◆ Your objective ◆
Reproduce the records below from the line containing "rate-value-cell: ₦1477 [323,234,686,290]" through the line containing "to NGN) [26,90,323,178]", with both of those lines included.

◆ Data lines ◆
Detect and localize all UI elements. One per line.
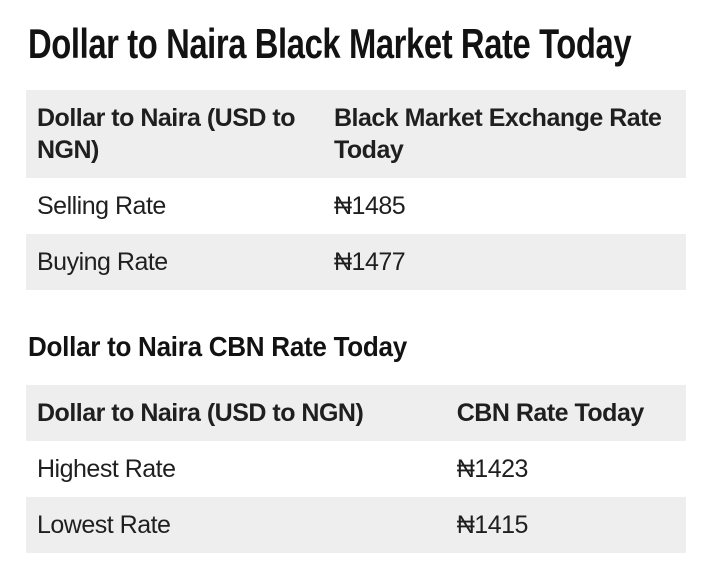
rate-value-cell: ₦1477 [323,234,686,290]
page-title: Dollar to Naira Black Market Rate Today [28,20,632,67]
table-row: Highest Rate ₦1423 [26,441,686,497]
section-heading-cbn-rate: Dollar to Naira CBN Rate Today [28,331,407,362]
table-row: Lowest Rate ₦1415 [26,497,686,553]
table-row: Buying Rate ₦1477 [26,234,686,290]
column-header-black-market-rate: Black Market Exchange Rate Today [323,90,686,178]
column-header-currency-pair: Dollar to Naira (USD to NGN) [26,90,323,178]
rate-name-cell: Highest Rate [37,455,176,483]
table-row: Selling Rate ₦1485 [26,178,686,234]
black-market-rate-table: Dollar to Naira (USD to NGN) Black Marke… [26,90,686,290]
rate-value-cell: ₦1415 [445,497,686,553]
rate-name-cell: Selling Rate [37,192,166,220]
rate-name-cell: Buying Rate [26,234,323,290]
rate-value-cell: ₦1485 [334,192,406,220]
table-header-row: Dollar to Naira (USD to NGN) CBN Rate To… [26,385,686,441]
table-header-row: Dollar to Naira (USD to NGN) Black Marke… [26,90,686,178]
column-header-currency-pair: Dollar to Naira (USD to NGN) [26,385,446,441]
rate-value-cell: ₦1423 [456,455,529,483]
rate-name-cell: Lowest Rate [26,497,446,553]
cbn-rate-table: Dollar to Naira (USD to NGN) CBN Rate To… [26,385,686,553]
column-header-cbn-rate: CBN Rate Today [445,385,686,441]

◆ Task response ◆
rate-value-cell: ₦1477 [323,234,686,290]
page-title: Dollar to Naira Black Market Rate Today [28,20,632,67]
table-row: Highest Rate ₦1423 [26,441,686,497]
section-heading-cbn-rate: Dollar to Naira CBN Rate Today [28,331,407,362]
table-row: Lowest Rate ₦1415 [26,497,686,553]
table-row: Buying Rate ₦1477 [26,234,686,290]
column-header-black-market-rate: Black Market Exchange Rate Today [323,90,686,178]
column-header-currency-pair: Dollar to Naira (USD to NGN) [26,90,323,178]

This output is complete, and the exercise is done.